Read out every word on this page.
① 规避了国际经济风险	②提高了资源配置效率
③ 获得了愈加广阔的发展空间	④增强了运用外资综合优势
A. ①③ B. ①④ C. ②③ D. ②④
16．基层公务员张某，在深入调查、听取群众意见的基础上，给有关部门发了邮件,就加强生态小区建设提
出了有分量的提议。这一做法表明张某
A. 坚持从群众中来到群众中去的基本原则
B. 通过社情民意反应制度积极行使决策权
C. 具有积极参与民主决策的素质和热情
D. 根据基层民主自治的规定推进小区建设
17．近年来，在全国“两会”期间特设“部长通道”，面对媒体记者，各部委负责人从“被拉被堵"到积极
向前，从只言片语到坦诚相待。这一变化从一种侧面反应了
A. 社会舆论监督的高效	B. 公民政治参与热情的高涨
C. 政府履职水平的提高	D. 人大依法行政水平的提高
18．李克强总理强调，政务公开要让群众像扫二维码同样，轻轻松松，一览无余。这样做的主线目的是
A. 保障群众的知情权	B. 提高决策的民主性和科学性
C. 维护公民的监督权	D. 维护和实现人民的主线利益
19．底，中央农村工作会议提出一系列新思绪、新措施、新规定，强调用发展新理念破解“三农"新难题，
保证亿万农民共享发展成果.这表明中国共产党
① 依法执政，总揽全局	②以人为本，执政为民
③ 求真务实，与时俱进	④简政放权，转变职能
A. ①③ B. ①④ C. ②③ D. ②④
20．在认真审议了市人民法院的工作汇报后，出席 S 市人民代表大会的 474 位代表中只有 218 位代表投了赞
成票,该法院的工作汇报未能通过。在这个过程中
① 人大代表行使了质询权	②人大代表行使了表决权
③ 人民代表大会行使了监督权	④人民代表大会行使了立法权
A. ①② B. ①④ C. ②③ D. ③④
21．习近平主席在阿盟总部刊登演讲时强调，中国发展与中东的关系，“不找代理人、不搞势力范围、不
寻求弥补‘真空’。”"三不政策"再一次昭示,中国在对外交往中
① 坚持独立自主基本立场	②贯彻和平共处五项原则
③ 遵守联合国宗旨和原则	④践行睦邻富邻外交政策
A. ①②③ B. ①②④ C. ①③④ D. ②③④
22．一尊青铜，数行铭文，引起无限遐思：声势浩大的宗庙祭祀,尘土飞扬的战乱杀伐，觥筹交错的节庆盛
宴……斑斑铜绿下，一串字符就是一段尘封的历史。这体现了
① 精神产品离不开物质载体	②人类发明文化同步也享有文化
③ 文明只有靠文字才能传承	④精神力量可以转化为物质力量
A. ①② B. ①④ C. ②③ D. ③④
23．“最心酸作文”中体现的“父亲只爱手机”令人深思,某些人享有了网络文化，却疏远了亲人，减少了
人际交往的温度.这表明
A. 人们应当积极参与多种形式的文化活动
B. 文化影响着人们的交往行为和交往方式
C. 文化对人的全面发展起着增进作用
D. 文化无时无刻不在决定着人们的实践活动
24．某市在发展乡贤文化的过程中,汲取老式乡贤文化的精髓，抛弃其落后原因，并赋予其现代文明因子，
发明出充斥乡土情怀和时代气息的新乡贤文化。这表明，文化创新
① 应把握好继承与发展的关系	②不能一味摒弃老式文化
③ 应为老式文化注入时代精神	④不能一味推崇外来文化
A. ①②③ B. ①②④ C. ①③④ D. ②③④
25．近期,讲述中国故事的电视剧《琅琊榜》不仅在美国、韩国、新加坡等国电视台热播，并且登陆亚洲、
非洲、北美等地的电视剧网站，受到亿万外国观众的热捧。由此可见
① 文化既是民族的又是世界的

> _WHAT IS EXPECTED_: Word for word, quote all of the data above.

> _SOLVED EXERCISE_:
Read out every word on this page.
① 规避了国际经济风险	②提高了资源配置效率
③ 获得了愈加广阔的发展空间	④增强了运用外资综合优势
A. ①③ B. ①④ C. ②③ D. ②④
16．基层公务员张某，在深入调查、听取群众意见的基础上，给有关部门发了邮件,就加强生态小区建设提
出了有分量的提议。这一做法表明张某
A. 坚持从群众中来到群众中去的基本原则
B. 通过社情民意反应制度积极行使决策权
C. 具有积极参与民主决策的素质和热情
D. 根据基层民主自治的规定推进小区建设
17．近年来，在全国“两会”期间特设“部长通道”，面对媒体记者，各部委负责人从“被拉被堵"到积极
向前，从只言片语到坦诚相待。这一变化从一种侧面反应了
A. 社会舆论监督的高效	B. 公民政治参与热情的高涨
C. 政府履职水平的提高	D. 人大依法行政水平的提高
18．李克强总理强调，政务公开要让群众像扫二维码同样，轻轻松松，一览无余。这样做的主线目的是
A. 保障群众的知情权	B. 提高决策的民主性和科学性
C. 维护公民的监督权	D. 维护和实现人民的主线利益
19．底，中央农村工作会议提出一系列新思绪、新措施、新规定，强调用发展新理念破解“三农"新难题，
保证亿万农民共享发展成果.这表明中国共产党
① 依法执政，总揽全局	②以人为本，执政为民
③ 求真务实，与时俱进	④简政放权，转变职能
A. ①③ B. ①④ C. ②③ D. ②④
20．在认真审议了市人民法院的工作汇报后，出席 S 市人民代表大会的 474 位代表中只有 218 位代表投了赞
成票,该法院的工作汇报未能通过。在这个过程中
① 人大代表行使了质询权	②人大代表行使了表决权
③ 人民代表大会行使了监督权	④人民代表大会行使了立法权
A. ①② B. ①④ C. ②③ D. ③④
21．习近平主席在阿盟总部刊登演讲时强调，中国发展与中东的关系，“不找代理人、不搞势力范围、不
寻求弥补‘真空’。”"三不政策"再一次昭示,中国在对外交往中
① 坚持独立自主基本立场	②贯彻和平共处五项原则
③ 遵守联合国宗旨和原则	④践行睦邻富邻外交政策
A. ①②③ B. ①②④ C. ①③④ D. ②③④
22．一尊青铜，数行铭文，引起无限遐思：声势浩大的宗庙祭祀,尘土飞扬的战乱杀伐，觥筹交错的节庆盛
宴……斑斑铜绿下，一串字符就是一段尘封的历史。这体现了
① 精神产品离不开物质载体	②人类发明文化同步也享有文化
③ 文明只有靠文字才能传承	④精神力量可以转化为物质力量
A. ①② B. ①④ C. ②③ D. ③④
23．“最心酸作文”中体现的“父亲只爱手机”令人深思,某些人享有了网络文化，却疏远了亲人，减少了
人际交往的温度.这表明
A. 人们应当积极参与多种形式的文化活动
B. 文化影响着人们的交往行为和交往方式
C. 文化对人的全面发展起着增进作用
D. 文化无时无刻不在决定着人们的实践活动
24．某市在发展乡贤文化的过程中,汲取老式乡贤文化的精髓，抛弃其落后原因，并赋予其现代文明因子，
发明出充斥乡土情怀和时代气息的新乡贤文化。这表明，文化创新
① 应把握好继承与发展的关系	②不能一味摒弃老式文化
③ 应为老式文化注入时代精神	④不能一味推崇外来文化
A. ①②③ B. ①②④ C. ①③④ D. ②③④
25．近期,讲述中国故事的电视剧《琅琊榜》不仅在美国、韩国、新加坡等国电视台热播，并且登陆亚洲、
非洲、北美等地的电视剧网站，受到亿万外国观众的热捧。由此可见
① 文化既是民族的又是世界的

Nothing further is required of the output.